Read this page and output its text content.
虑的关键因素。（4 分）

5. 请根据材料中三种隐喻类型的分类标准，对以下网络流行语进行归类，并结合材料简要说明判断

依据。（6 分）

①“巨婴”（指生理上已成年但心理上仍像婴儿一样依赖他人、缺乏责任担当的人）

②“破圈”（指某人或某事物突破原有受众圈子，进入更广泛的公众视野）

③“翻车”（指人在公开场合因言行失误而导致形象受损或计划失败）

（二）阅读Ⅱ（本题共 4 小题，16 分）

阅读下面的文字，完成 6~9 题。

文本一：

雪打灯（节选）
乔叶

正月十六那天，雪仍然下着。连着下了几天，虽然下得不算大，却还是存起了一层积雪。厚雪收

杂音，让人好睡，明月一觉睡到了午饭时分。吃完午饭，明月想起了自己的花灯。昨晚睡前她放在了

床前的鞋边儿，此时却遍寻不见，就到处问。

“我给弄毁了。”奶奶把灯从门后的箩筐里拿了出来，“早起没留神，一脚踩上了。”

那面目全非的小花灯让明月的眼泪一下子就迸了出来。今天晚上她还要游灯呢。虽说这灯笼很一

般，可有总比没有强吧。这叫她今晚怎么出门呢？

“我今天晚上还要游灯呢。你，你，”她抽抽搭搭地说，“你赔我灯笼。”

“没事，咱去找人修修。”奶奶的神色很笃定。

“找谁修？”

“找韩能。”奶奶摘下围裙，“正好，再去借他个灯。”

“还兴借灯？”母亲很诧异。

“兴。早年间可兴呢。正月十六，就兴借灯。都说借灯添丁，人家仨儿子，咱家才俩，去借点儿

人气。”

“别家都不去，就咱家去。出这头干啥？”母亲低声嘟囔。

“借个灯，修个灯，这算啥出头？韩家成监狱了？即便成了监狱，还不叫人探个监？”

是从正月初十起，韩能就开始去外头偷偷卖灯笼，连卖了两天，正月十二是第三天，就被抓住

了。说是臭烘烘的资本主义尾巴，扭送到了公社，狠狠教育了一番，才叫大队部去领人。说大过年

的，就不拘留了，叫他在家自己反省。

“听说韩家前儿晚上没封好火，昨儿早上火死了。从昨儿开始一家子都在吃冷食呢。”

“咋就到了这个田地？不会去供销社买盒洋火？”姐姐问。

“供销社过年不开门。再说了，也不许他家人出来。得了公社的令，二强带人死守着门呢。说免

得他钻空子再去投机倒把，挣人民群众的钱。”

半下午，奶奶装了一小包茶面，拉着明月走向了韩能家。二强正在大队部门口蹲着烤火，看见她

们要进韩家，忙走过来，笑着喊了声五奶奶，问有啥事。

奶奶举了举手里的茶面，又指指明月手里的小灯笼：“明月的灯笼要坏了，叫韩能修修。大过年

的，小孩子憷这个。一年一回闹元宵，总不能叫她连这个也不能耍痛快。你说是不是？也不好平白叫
::::
§ What this task involves:
What is needed here is an exact reproduction of all the entries.

§ Exercise output:
Read this page and output its text content.
虑的关键因素。（4 分）

5. 请根据材料中三种隐喻类型的分类标准，对以下网络流行语进行归类，并结合材料简要说明判断

依据。（6 分）

①“巨婴”（指生理上已成年但心理上仍像婴儿一样依赖他人、缺乏责任担当的人）

②“破圈”（指某人或某事物突破原有受众圈子，进入更广泛的公众视野）

③“翻车”（指人在公开场合因言行失误而导致形象受损或计划失败）

（二）阅读Ⅱ（本题共 4 小题，16 分）

阅读下面的文字，完成 6~9 题。

文本一：

雪打灯（节选）
乔叶

正月十六那天，雪仍然下着。连着下了几天，虽然下得不算大，却还是存起了一层积雪。厚雪收

杂音，让人好睡，明月一觉睡到了午饭时分。吃完午饭，明月想起了自己的花灯。昨晚睡前她放在了

床前的鞋边儿，此时却遍寻不见，就到处问。

“我给弄毁了。”奶奶把灯从门后的箩筐里拿了出来，“早起没留神，一脚踩上了。”

那面目全非的小花灯让明月的眼泪一下子就迸了出来。今天晚上她还要游灯呢。虽说这灯笼很一

般，可有总比没有强吧。这叫她今晚怎么出门呢？

“我今天晚上还要游灯呢。你，你，”她抽抽搭搭地说，“你赔我灯笼。”

“没事，咱去找人修修。”奶奶的神色很笃定。

“找谁修？”

“找韩能。”奶奶摘下围裙，“正好，再去借他个灯。”

“还兴借灯？”母亲很诧异。

“兴。早年间可兴呢。正月十六，就兴借灯。都说借灯添丁，人家仨儿子，咱家才俩，去借点儿

人气。”

“别家都不去，就咱家去。出这头干啥？”母亲低声嘟囔。

“借个灯，修个灯，这算啥出头？韩家成监狱了？即便成了监狱，还不叫人探个监？”

是从正月初十起，韩能就开始去外头偷偷卖灯笼，连卖了两天，正月十二是第三天，就被抓住

了。说是臭烘烘的资本主义尾巴，扭送到了公社，狠狠教育了一番，才叫大队部去领人。说大过年

的，就不拘留了，叫他在家自己反省。

“听说韩家前儿晚上没封好火，昨儿早上火死了。从昨儿开始一家子都在吃冷食呢。”

“咋就到了这个田地？不会去供销社买盒洋火？”姐姐问。

“供销社过年不开门。再说了，也不许他家人出来。得了公社的令，二强带人死守着门呢。说免

得他钻空子再去投机倒把，挣人民群众的钱。”

半下午，奶奶装了一小包茶面，拉着明月走向了韩能家。二强正在大队部门口蹲着烤火，看见她

们要进韩家，忙走过来，笑着喊了声五奶奶，问有啥事。

奶奶举了举手里的茶面，又指指明月手里的小灯笼：“明月的灯笼要坏了，叫韩能修修。大过年

的，小孩子憷这个。一年一回闹元宵，总不能叫她连这个也不能耍痛快。你说是不是？也不好平白叫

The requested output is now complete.